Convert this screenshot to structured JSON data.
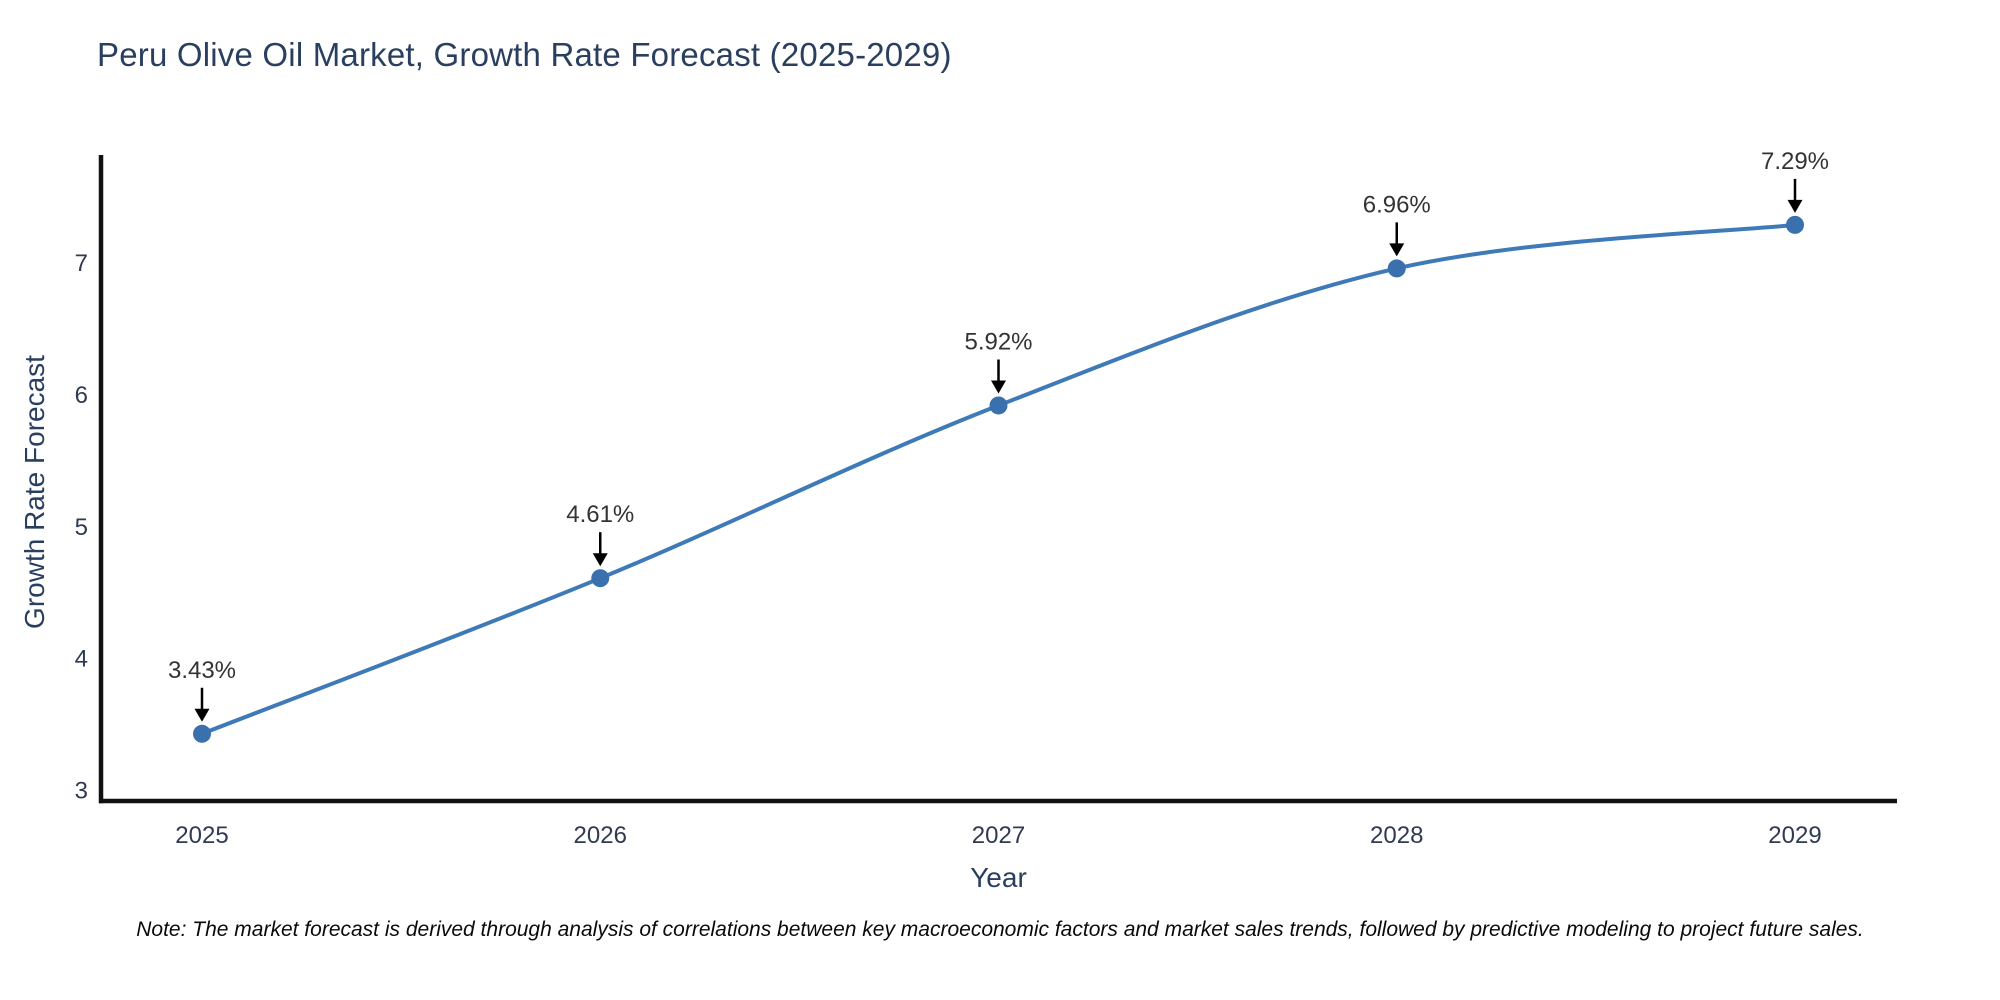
{
  "chart_data": {
    "type": "line",
    "title": "Peru Olive Oil Market, Growth Rate Forecast (2025-2029)",
    "xlabel": "Year",
    "ylabel": "Growth Rate Forecast",
    "categories": [
      "2025",
      "2026",
      "2027",
      "2028",
      "2029"
    ],
    "series": [
      {
        "name": "Growth Rate Forecast",
        "values": [
          3.43,
          4.61,
          5.92,
          6.96,
          7.29
        ],
        "point_labels": [
          "3.43%",
          "4.61%",
          "5.92%",
          "6.96%",
          "7.29%"
        ]
      }
    ],
    "yticks": [
      3,
      4,
      5,
      6,
      7
    ],
    "ylim": [
      2.92,
      7.82
    ],
    "grid": false,
    "legend_position": "none",
    "line_shape": "spline",
    "colors": {
      "line": "#3f7ab8",
      "marker": "#3a70ad",
      "axis_line": "#111111",
      "title_text": "#2a3f5f",
      "tick_text": "#2f3b50",
      "annotation_text": "#333333",
      "annotation_arrow": "#000000",
      "background": "#ffffff"
    },
    "note": "Note: The market forecast is derived through analysis of correlations between key macroeconomic factors and market sales trends, followed by predictive modeling to project future sales."
  }
}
————————
* **WHAT THE TASK ASKS**: Set down every record once more, word for word, without pictures.

* **REPLY**:
Convert this screenshot to structured JSON data.
{
  "chart_data": {
    "type": "line",
    "title": "Peru Olive Oil Market, Growth Rate Forecast (2025-2029)",
    "xlabel": "Year",
    "ylabel": "Growth Rate Forecast",
    "categories": [
      "2025",
      "2026",
      "2027",
      "2028",
      "2029"
    ],
    "series": [
      {
        "name": "Growth Rate Forecast",
        "values": [
          3.43,
          4.61,
          5.92,
          6.96,
          7.29
        ],
        "point_labels": [
          "3.43%",
          "4.61%",
          "5.92%",
          "6.96%",
          "7.29%"
        ]
      }
    ],
    "yticks": [
      3,
      4,
      5,
      6,
      7
    ],
    "ylim": [
      2.92,
      7.82
    ],
    "grid": false,
    "legend_position": "none",
    "line_shape": "spline",
    "colors": {
      "line": "#3f7ab8",
      "marker": "#3a70ad",
      "axis_line": "#111111",
      "title_text": "#2a3f5f",
      "tick_text": "#2f3b50",
      "annotation_text": "#333333",
      "annotation_arrow": "#000000",
      "background": "#ffffff"
    },
    "note": "Note: The market forecast is derived through analysis of correlations between key macroeconomic factors and market sales trends, followed by predictive modeling to project future sales."
  }
}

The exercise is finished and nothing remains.